Reproduce the listing below exactly, minus its pictures.
------
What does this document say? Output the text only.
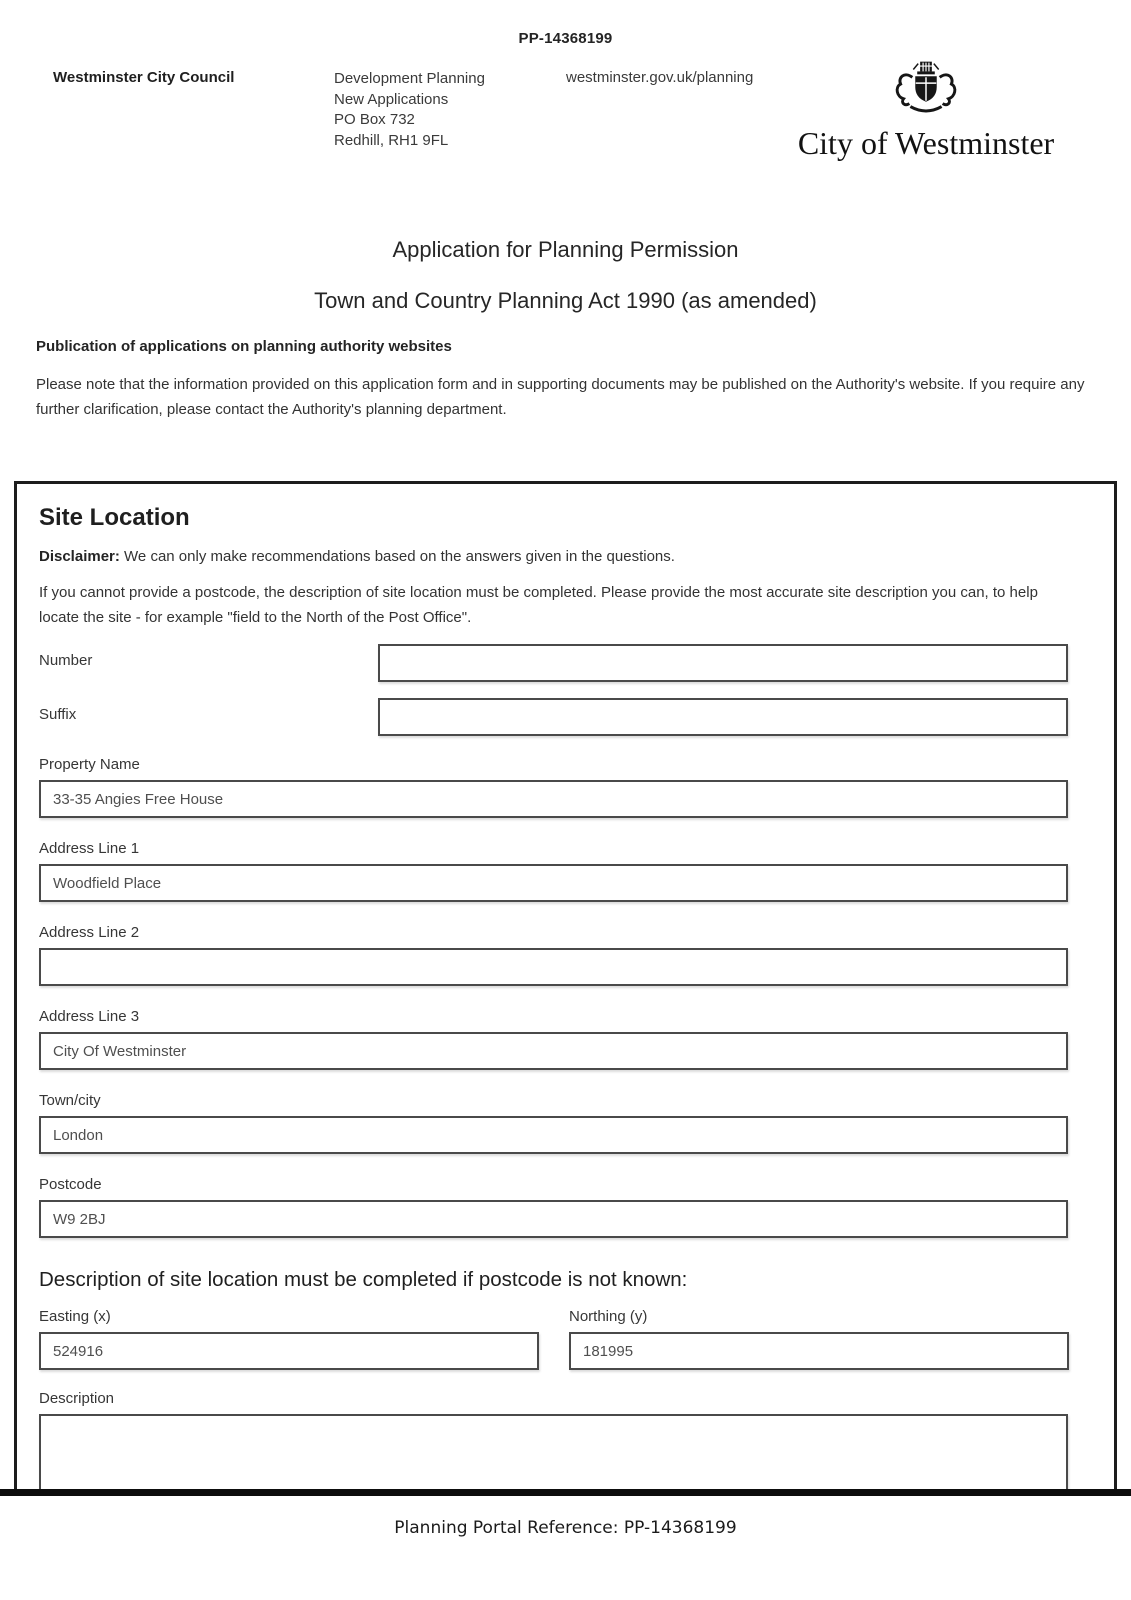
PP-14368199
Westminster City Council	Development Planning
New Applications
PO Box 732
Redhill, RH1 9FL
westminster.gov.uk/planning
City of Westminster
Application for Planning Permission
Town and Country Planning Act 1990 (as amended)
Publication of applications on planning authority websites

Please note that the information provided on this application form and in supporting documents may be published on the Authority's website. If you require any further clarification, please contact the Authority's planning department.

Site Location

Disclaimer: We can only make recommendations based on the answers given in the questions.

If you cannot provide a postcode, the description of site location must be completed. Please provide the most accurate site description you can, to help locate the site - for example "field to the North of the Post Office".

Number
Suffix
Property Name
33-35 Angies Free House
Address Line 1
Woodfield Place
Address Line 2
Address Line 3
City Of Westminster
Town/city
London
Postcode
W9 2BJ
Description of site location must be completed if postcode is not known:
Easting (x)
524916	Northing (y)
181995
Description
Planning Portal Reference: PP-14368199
------
Result of this exercise:
What does this document say? Output the text only.
PP-14368199
Westminster City Council	Development Planning
New Applications
PO Box 732
Redhill, RH1 9FL
westminster.gov.uk/planning
City of Westminster
Application for Planning Permission
Town and Country Planning Act 1990 (as amended)
Publication of applications on planning authority websites

Please note that the information provided on this application form and in supporting documents may be published on the Authority's website. If you require any further clarification, please contact the Authority's planning department.

Site Location

Disclaimer: We can only make recommendations based on the answers given in the questions.

If you cannot provide a postcode, the description of site location must be completed. Please provide the most accurate site description you can, to help locate the site - for example "field to the North of the Post Office".

Number
Suffix
Property Name
33-35 Angies Free House
Address Line 1
Woodfield Place
Address Line 2
Address Line 3
City Of Westminster
Town/city
London
Postcode
W9 2BJ
Description of site location must be completed if postcode is not known:
Easting (x)
524916	Northing (y)
181995
Description
Planning Portal Reference: PP-14368199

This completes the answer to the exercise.